Task material:
☆ ☆ ☆ ☆

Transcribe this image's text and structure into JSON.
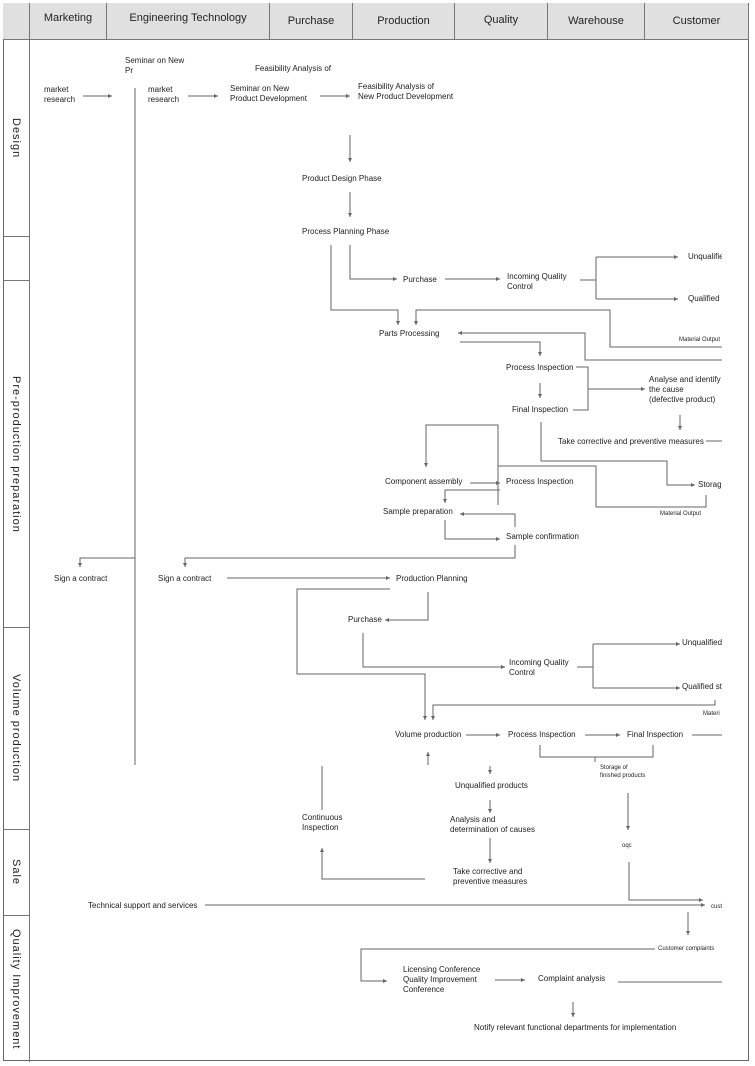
{
  "columns": [
    "Marketing",
    "Engineering Technology",
    "Purchase",
    "Production",
    "Quality",
    "Warehouse",
    "Customer"
  ],
  "rows": [
    "Design",
    "",
    "Pre-production preparation",
    "Volume production",
    "Sale",
    "Quality Improvement"
  ],
  "nodes": {
    "market_research_1": "market\nresearch",
    "seminar_clipped": "Seminar on New\nPr",
    "market_research_2": "market\nresearch",
    "seminar_product": "Seminar on New\nProduct Development",
    "feasibility_overlap": "Feasibility Analysis of",
    "feasibility": "Feasibility Analysis of\nNew Product Development",
    "product_design": "Product Design Phase",
    "process_planning": "Process Planning Phase",
    "purchase_1": "Purchase",
    "iqc_1": "Incoming Quality\nControl",
    "unqualified_1": "Unqualified",
    "qualified_1": "Qualified",
    "material_output_1": "Material Output",
    "parts_processing": "Parts Processing",
    "process_inspection_1": "Process Inspection",
    "final_inspection_1": "Final Inspection",
    "analyse_cause": "Analyse and identify\nthe cause\n(defective product)",
    "corrective_1": "Take corrective and preventive measures",
    "storage_1": "Storage",
    "material_output_2": "Material Output",
    "component_assembly": "Component assembly",
    "process_inspection_2": "Process Inspection",
    "sample_preparation": "Sample preparation",
    "sample_confirmation": "Sample confirmation",
    "sign_contract_1": "Sign a contract",
    "sign_contract_2": "Sign a contract",
    "production_planning": "Production Planning",
    "purchase_2": "Purchase",
    "iqc_2": "Incoming Quality\nControl",
    "unqualified_2": "Unqualified",
    "qualified_2": "Qualified st",
    "material_3": "Materi",
    "volume_production": "Volume production",
    "process_inspection_3": "Process Inspection",
    "final_inspection_3": "Final Inspection",
    "storage_finished": "Storage of\nfinished products",
    "continuous_inspection": "Continuous\nInspection",
    "unqualified_products": "Unqualified products",
    "analysis_causes": "Analysis and\ndetermination of causes",
    "corrective_2": "Take corrective and\npreventive measures",
    "oqc": "oqc",
    "technical_support": "Technical support and services",
    "customer": "customer",
    "customer_complaints": "Customer complaints",
    "licensing_conference": "Licensing Conference\nQuality Improvement\nConference",
    "complaint_analysis": "Complaint analysis",
    "notify": "Notify relevant functional departments for implementation"
  },
  "colors": {
    "header_bg": "#e0e0e0",
    "line": "#666666",
    "text": "#222222"
  }
}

☆ ☆ ☆ ☆

Exercise brief: Pull out each line of the records holding the string "Seminar".

Solution to the exercise:
    "seminar_clipped": "Seminar on New\nPr",
    "seminar_product": "Seminar on New\nProduct Development",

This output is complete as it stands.